### Supplied data
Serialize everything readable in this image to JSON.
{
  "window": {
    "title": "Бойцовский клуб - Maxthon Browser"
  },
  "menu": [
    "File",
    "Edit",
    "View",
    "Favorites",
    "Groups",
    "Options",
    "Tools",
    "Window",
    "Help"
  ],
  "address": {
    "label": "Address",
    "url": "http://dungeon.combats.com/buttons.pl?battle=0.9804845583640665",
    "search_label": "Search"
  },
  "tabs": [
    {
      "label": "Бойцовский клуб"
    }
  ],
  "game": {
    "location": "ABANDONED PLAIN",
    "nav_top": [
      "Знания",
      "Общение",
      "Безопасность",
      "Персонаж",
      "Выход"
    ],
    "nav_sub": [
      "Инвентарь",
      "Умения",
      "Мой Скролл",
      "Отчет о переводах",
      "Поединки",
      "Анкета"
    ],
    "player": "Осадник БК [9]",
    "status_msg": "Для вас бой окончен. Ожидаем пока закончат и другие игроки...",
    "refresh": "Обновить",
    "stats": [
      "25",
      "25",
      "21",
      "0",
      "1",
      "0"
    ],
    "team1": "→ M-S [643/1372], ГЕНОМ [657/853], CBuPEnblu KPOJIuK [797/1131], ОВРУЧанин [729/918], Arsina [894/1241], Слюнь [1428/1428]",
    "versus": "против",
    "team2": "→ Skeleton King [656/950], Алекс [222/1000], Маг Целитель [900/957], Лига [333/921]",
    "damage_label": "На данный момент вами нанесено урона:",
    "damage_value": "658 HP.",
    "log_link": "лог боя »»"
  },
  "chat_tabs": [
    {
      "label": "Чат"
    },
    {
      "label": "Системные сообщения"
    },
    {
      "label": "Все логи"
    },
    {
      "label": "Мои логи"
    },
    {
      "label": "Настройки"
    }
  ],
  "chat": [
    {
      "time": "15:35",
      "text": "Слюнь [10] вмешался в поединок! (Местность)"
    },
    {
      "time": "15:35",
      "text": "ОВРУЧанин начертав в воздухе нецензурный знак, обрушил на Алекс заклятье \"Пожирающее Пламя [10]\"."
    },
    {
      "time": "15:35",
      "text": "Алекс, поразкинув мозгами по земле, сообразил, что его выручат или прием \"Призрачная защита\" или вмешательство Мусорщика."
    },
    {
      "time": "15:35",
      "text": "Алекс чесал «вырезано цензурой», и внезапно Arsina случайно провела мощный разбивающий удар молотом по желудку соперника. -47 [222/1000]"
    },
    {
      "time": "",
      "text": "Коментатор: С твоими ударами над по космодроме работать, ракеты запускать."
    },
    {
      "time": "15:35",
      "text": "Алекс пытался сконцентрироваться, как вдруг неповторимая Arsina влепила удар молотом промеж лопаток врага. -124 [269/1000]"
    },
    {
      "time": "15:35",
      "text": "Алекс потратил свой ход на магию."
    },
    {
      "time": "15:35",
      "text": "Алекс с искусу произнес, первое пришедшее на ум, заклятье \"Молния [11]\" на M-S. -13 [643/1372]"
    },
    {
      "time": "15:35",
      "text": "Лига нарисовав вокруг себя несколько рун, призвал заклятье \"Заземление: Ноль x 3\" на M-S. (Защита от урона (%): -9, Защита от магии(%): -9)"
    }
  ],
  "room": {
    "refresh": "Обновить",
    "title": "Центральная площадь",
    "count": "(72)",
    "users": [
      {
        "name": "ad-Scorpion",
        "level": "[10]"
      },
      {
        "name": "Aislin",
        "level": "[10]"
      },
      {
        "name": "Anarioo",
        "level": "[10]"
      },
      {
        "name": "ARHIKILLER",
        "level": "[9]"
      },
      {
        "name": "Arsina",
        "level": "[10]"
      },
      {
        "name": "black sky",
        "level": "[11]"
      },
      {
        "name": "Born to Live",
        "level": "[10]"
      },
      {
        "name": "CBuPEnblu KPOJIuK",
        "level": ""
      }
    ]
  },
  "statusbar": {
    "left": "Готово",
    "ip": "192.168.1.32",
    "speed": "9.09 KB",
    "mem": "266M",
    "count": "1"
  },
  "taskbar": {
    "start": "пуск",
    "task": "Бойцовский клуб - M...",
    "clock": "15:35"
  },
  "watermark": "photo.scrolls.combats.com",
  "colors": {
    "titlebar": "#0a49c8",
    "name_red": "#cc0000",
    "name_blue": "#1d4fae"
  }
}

### Short task
From the material above, count the lines that include "Алекс" and give only the total.

### Solution for this exercise
7